Data tied to figure images

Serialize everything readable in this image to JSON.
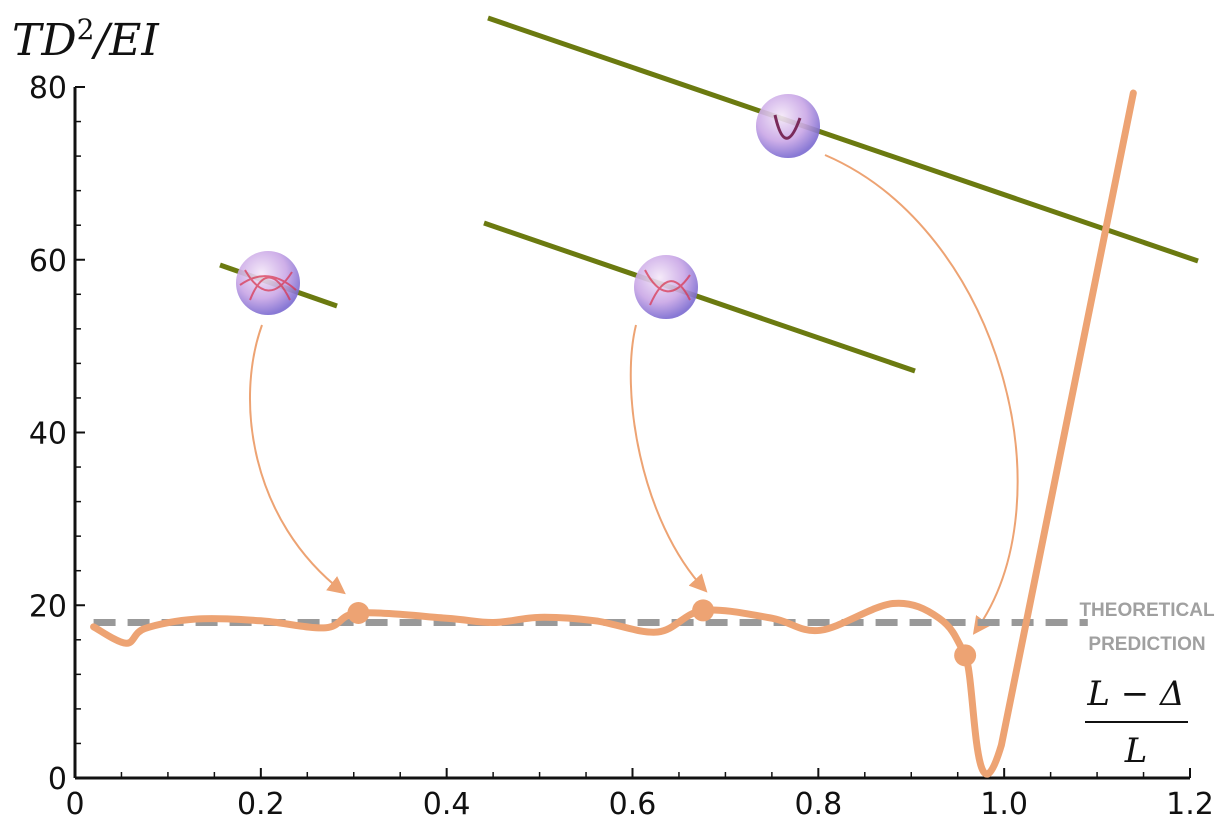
{
  "chart_data": {
    "type": "line",
    "y_label": [
      "TD",
      "2",
      "/EI"
    ],
    "x_label": {
      "numerator": "L − Δ",
      "denominator": "L"
    },
    "annotation": [
      "THEORETICAL",
      "PREDICTION"
    ],
    "xlim": [
      0,
      1.2
    ],
    "ylim": [
      0,
      80
    ],
    "xticks": [
      0,
      0.2,
      0.4,
      0.6,
      0.8,
      {
        "value": 1,
        "label": "1.0"
      },
      1.2
    ],
    "yticks": [
      0,
      20,
      40,
      60,
      80
    ],
    "xminorticks": [
      0.05,
      0.1,
      0.15,
      0.25,
      0.3,
      0.35,
      0.45,
      0.5,
      0.55,
      0.65,
      0.7,
      0.75,
      0.85,
      0.9,
      0.95,
      1.05,
      1.1,
      1.15
    ],
    "yminorticks": [
      4,
      8,
      12,
      16,
      24,
      28,
      32,
      36,
      44,
      48,
      52,
      56,
      64,
      68,
      72,
      76
    ],
    "series": [
      {
        "color": "#eda373",
        "x": [
          0.02,
          0.055,
          0.075,
          0.13,
          0.2,
          0.27,
          0.305,
          0.4,
          0.45,
          0.5,
          0.56,
          0.627,
          0.676,
          0.75,
          0.802,
          0.88,
          0.93,
          0.958,
          0.997,
          1.139
        ],
        "values": [
          17.5,
          15.6,
          17.3,
          18.4,
          18.2,
          17.4,
          19.1,
          18.5,
          18,
          18.6,
          18.2,
          16.9,
          19.4,
          18.5,
          17.1,
          20.2,
          18.5,
          14.2,
          3.8,
          79.3
        ]
      }
    ],
    "markers": {
      "color": "#eda373",
      "x": [
        0.305,
        0.676,
        0.958
      ],
      "values": [
        19.1,
        19.4,
        14.2
      ]
    },
    "prediction": {
      "color": "#999999",
      "value": 18,
      "x": [
        0.02,
        1.09
      ]
    }
  }
}
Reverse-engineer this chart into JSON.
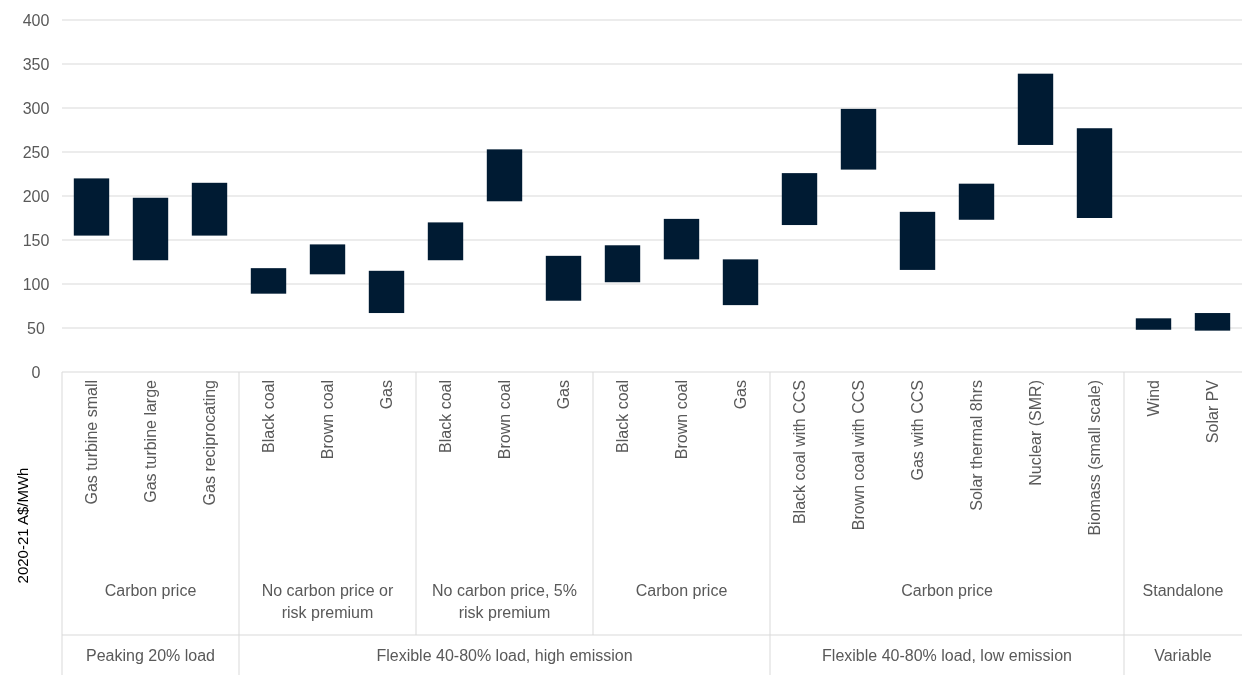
{
  "chart_data": {
    "type": "bar",
    "ylabel": "2020-21 A$/MWh",
    "categories": [
      "Gas turbine small",
      "Gas turbine large",
      "Gas reciprocating",
      "Black coal",
      "Brown coal",
      "Gas",
      "Black coal",
      "Brown coal",
      "Gas",
      "Black coal",
      "Brown coal",
      "Gas",
      "Black coal with CCS",
      "Brown coal with CCS",
      "Gas with CCS",
      "Solar thermal 8hrs",
      "Nuclear (SMR)",
      "Biomass (small scale)",
      "Wind",
      "Solar PV"
    ],
    "base": [
      155,
      127,
      155,
      89,
      111,
      67,
      127,
      194,
      81,
      102,
      128,
      76,
      167,
      230,
      116,
      173,
      258,
      175,
      48,
      47
    ],
    "values": [
      65,
      71,
      60,
      29,
      34,
      48,
      43,
      59,
      51,
      42,
      46,
      52,
      59,
      69,
      66,
      41,
      81,
      102,
      13,
      20
    ],
    "color": "#001b33",
    "ylim": [
      0,
      400
    ],
    "yticks": [
      0,
      50,
      100,
      150,
      200,
      250,
      300,
      350,
      400
    ],
    "grid": "y",
    "annotations": [
      "Carbon price",
      "No carbon price or risk premium",
      "No carbon price, 5% risk premium",
      "Carbon price",
      "Carbon price",
      "Standalone",
      "Peaking 20% load",
      "Flexible 40-80% load, high emission",
      "Flexible 40-80% load, low emission",
      "Variable"
    ]
  }
}
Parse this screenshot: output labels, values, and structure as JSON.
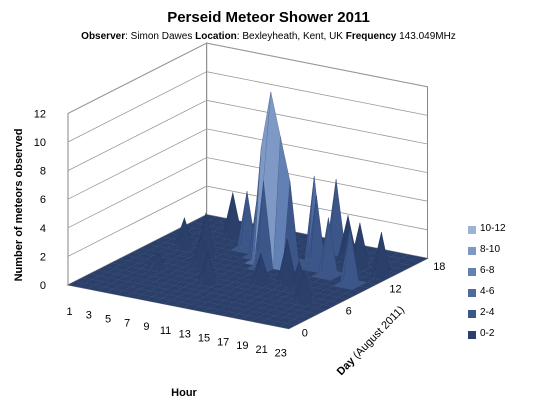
{
  "title": "Perseid Meteor Shower 2011",
  "subtitle": {
    "observer_label": "Observer",
    "observer_value": ": Simon Dawes ",
    "location_label": "Location",
    "location_value": ": Bexleyheath, Kent, UK ",
    "frequency_label": "Frequency",
    "frequency_value": " 143.049MHz"
  },
  "chart_data": {
    "type": "surface",
    "title": "Perseid Meteor Shower 2011",
    "xlabel": "Hour",
    "ylabel": "Day (August 2011)",
    "zlabel": "Number of meteors observed",
    "x_ticks": [
      "1",
      "3",
      "5",
      "7",
      "9",
      "11",
      "13",
      "15",
      "17",
      "19",
      "21",
      "23"
    ],
    "y_ticks": [
      "0",
      "6",
      "12",
      "18"
    ],
    "z_ticks": [
      "0",
      "2",
      "4",
      "6",
      "8",
      "10",
      "12"
    ],
    "zlim": [
      0,
      12
    ],
    "hours": [
      0,
      23
    ],
    "days": [
      0,
      19
    ],
    "grid": true,
    "legend_position": "right",
    "legend": [
      {
        "label": "10-12",
        "color": "#9db3d6"
      },
      {
        "label": "8-10",
        "color": "#7e99c6"
      },
      {
        "label": "6-8",
        "color": "#6380b4"
      },
      {
        "label": "4-6",
        "color": "#4d6aa0"
      },
      {
        "label": "2-4",
        "color": "#3c568a"
      },
      {
        "label": "0-2",
        "color": "#2a3f6a"
      }
    ],
    "peaks": [
      {
        "hour": 12,
        "day": 12,
        "count": 12
      },
      {
        "hour": 13,
        "day": 12,
        "count": 9
      },
      {
        "hour": 11,
        "day": 12,
        "count": 8
      },
      {
        "hour": 12,
        "day": 13,
        "count": 7
      },
      {
        "hour": 14,
        "day": 12,
        "count": 6
      },
      {
        "hour": 12,
        "day": 11,
        "count": 6
      },
      {
        "hour": 13,
        "day": 13,
        "count": 5
      },
      {
        "hour": 15,
        "day": 14,
        "count": 6
      },
      {
        "hour": 16,
        "day": 13,
        "count": 5
      },
      {
        "hour": 10,
        "day": 13,
        "count": 5
      },
      {
        "hour": 8,
        "day": 14,
        "count": 4
      },
      {
        "hour": 11,
        "day": 14,
        "count": 4
      },
      {
        "hour": 15,
        "day": 17,
        "count": 5
      },
      {
        "hour": 17,
        "day": 16,
        "count": 3
      },
      {
        "hour": 18,
        "day": 12,
        "count": 4
      },
      {
        "hour": 19,
        "day": 15,
        "count": 3
      },
      {
        "hour": 21,
        "day": 11,
        "count": 4
      },
      {
        "hour": 22,
        "day": 14,
        "count": 3
      },
      {
        "hour": 6,
        "day": 11,
        "count": 3
      },
      {
        "hour": 5,
        "day": 16,
        "count": 3
      },
      {
        "hour": 3,
        "day": 12,
        "count": 2
      },
      {
        "hour": 7,
        "day": 9,
        "count": 2
      },
      {
        "hour": 14,
        "day": 8,
        "count": 2
      },
      {
        "hour": 16,
        "day": 9,
        "count": 3
      },
      {
        "hour": 18,
        "day": 8,
        "count": 2
      },
      {
        "hour": 20,
        "day": 6,
        "count": 2
      },
      {
        "hour": 10,
        "day": 6,
        "count": 2
      },
      {
        "hour": 4,
        "day": 7,
        "count": 1
      },
      {
        "hour": 23,
        "day": 10,
        "count": 2
      }
    ]
  }
}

-- Required task --
Extract the full listing above verbatim; pictures are to be left out of the copy.

-- Solution to this exercise --
Serialize everything readable in this image to JSON.
{
  "chart_data": {
    "type": "line",
    "y_label": [
      "TD",
      "2",
      "/EI"
    ],
    "x_label": {
      "numerator": "L − Δ",
      "denominator": "L"
    },
    "annotation": [
      "THEORETICAL",
      "PREDICTION"
    ],
    "xlim": [
      0,
      1.2
    ],
    "ylim": [
      0,
      80
    ],
    "xticks": [
      0,
      0.2,
      0.4,
      0.6,
      0.8,
      {
        "value": 1,
        "label": "1.0"
      },
      1.2
    ],
    "yticks": [
      0,
      20,
      40,
      60,
      80
    ],
    "xminorticks": [
      0.05,
      0.1,
      0.15,
      0.25,
      0.3,
      0.35,
      0.45,
      0.5,
      0.55,
      0.65,
      0.7,
      0.75,
      0.85,
      0.9,
      0.95,
      1.05,
      1.1,
      1.15
    ],
    "yminorticks": [
      4,
      8,
      12,
      16,
      24,
      28,
      32,
      36,
      44,
      48,
      52,
      56,
      64,
      68,
      72,
      76
    ],
    "series": [
      {
        "color": "#eda373",
        "x": [
          0.02,
          0.055,
          0.075,
          0.13,
          0.2,
          0.27,
          0.305,
          0.4,
          0.45,
          0.5,
          0.56,
          0.627,
          0.676,
          0.75,
          0.802,
          0.88,
          0.93,
          0.958,
          0.997,
          1.139
        ],
        "values": [
          17.5,
          15.6,
          17.3,
          18.4,
          18.2,
          17.4,
          19.1,
          18.5,
          18,
          18.6,
          18.2,
          16.9,
          19.4,
          18.5,
          17.1,
          20.2,
          18.5,
          14.2,
          3.8,
          79.3
        ]
      }
    ],
    "markers": {
      "color": "#eda373",
      "x": [
        0.305,
        0.676,
        0.958
      ],
      "values": [
        19.1,
        19.4,
        14.2
      ]
    },
    "prediction": {
      "color": "#999999",
      "value": 18,
      "x": [
        0.02,
        1.09
      ]
    }
  }
}
Reverse-engineer this chart into JSON.
{
  "chart_data": {
    "type": "bar",
    "ylabel": "2020-21 A$/MWh",
    "categories": [
      "Gas turbine small",
      "Gas turbine large",
      "Gas reciprocating",
      "Black coal",
      "Brown coal",
      "Gas",
      "Black coal",
      "Brown coal",
      "Gas",
      "Black coal",
      "Brown coal",
      "Gas",
      "Black coal with CCS",
      "Brown coal with CCS",
      "Gas with CCS",
      "Solar thermal 8hrs",
      "Nuclear (SMR)",
      "Biomass (small scale)",
      "Wind",
      "Solar PV"
    ],
    "base": [
      155,
      127,
      155,
      89,
      111,
      67,
      127,
      194,
      81,
      102,
      128,
      76,
      167,
      230,
      116,
      173,
      258,
      175,
      48,
      47
    ],
    "values": [
      65,
      71,
      60,
      29,
      34,
      48,
      43,
      59,
      51,
      42,
      46,
      52,
      59,
      69,
      66,
      41,
      81,
      102,
      13,
      20
    ],
    "color": "#001b33",
    "ylim": [
      0,
      400
    ],
    "yticks": [
      0,
      50,
      100,
      150,
      200,
      250,
      300,
      350,
      400
    ],
    "grid": "y",
    "annotations": [
      "Carbon price",
      "No carbon price or risk premium",
      "No carbon price, 5% risk premium",
      "Carbon price",
      "Carbon price",
      "Standalone",
      "Peaking 20% load",
      "Flexible 40-80% load, high emission",
      "Flexible 40-80% load, low emission",
      "Variable"
    ]
  }
}
Parse this screenshot: output labels, values, and structure as JSON.
{
  "title": "Perseid Meteor Shower 2011",
  "subtitle": {
    "observer_label": "Observer",
    "observer_value": ": Simon Dawes ",
    "location_label": "Location",
    "location_value": ": Bexleyheath, Kent, UK ",
    "frequency_label": "Frequency",
    "frequency_value": " 143.049MHz"
  },
  "chart_data": {
    "type": "surface",
    "title": "Perseid Meteor Shower 2011",
    "xlabel": "Hour",
    "ylabel": "Day (August 2011)",
    "zlabel": "Number of meteors observed",
    "x_ticks": [
      "1",
      "3",
      "5",
      "7",
      "9",
      "11",
      "13",
      "15",
      "17",
      "19",
      "21",
      "23"
    ],
    "y_ticks": [
      "0",
      "6",
      "12",
      "18"
    ],
    "z_ticks": [
      "0",
      "2",
      "4",
      "6",
      "8",
      "10",
      "12"
    ],
    "zlim": [
      0,
      12
    ],
    "hours": [
      0,
      23
    ],
    "days": [
      0,
      19
    ],
    "grid": true,
    "legend_position": "right",
    "legend": [
      {
        "label": "10-12",
        "color": "#9db3d6"
      },
      {
        "label": "8-10",
        "color": "#7e99c6"
      },
      {
        "label": "6-8",
        "color": "#6380b4"
      },
      {
        "label": "4-6",
        "color": "#4d6aa0"
      },
      {
        "label": "2-4",
        "color": "#3c568a"
      },
      {
        "label": "0-2",
        "color": "#2a3f6a"
      }
    ],
    "peaks": [
      {
        "hour": 12,
        "day": 12,
        "count": 12
      },
      {
        "hour": 13,
        "day": 12,
        "count": 9
      },
      {
        "hour": 11,
        "day": 12,
        "count": 8
      },
      {
        "hour": 12,
        "day": 13,
        "count": 7
      },
      {
        "hour": 14,
        "day": 12,
        "count": 6
      },
      {
        "hour": 12,
        "day": 11,
        "count": 6
      },
      {
        "hour": 13,
        "day": 13,
        "count": 5
      },
      {
        "hour": 15,
        "day": 14,
        "count": 6
      },
      {
        "hour": 16,
        "day": 13,
        "count": 5
      },
      {
        "hour": 10,
        "day": 13,
        "count": 5
      },
      {
        "hour": 8,
        "day": 14,
        "count": 4
      },
      {
        "hour": 11,
        "day": 14,
        "count": 4
      },
      {
        "hour": 15,
        "day": 17,
        "count": 5
      },
      {
        "hour": 17,
        "day": 16,
        "count": 3
      },
      {
        "hour": 18,
        "day": 12,
        "count": 4
      },
      {
        "hour": 19,
        "day": 15,
        "count": 3
      },
      {
        "hour": 21,
        "day": 11,
        "count": 4
      },
      {
        "hour": 22,
        "day": 14,
        "count": 3
      },
      {
        "hour": 6,
        "day": 11,
        "count": 3
      },
      {
        "hour": 5,
        "day": 16,
        "count": 3
      },
      {
        "hour": 3,
        "day": 12,
        "count": 2
      },
      {
        "hour": 7,
        "day": 9,
        "count": 2
      },
      {
        "hour": 14,
        "day": 8,
        "count": 2
      },
      {
        "hour": 16,
        "day": 9,
        "count": 3
      },
      {
        "hour": 18,
        "day": 8,
        "count": 2
      },
      {
        "hour": 20,
        "day": 6,
        "count": 2
      },
      {
        "hour": 10,
        "day": 6,
        "count": 2
      },
      {
        "hour": 4,
        "day": 7,
        "count": 1
      },
      {
        "hour": 23,
        "day": 10,
        "count": 2
      }
    ]
  }
}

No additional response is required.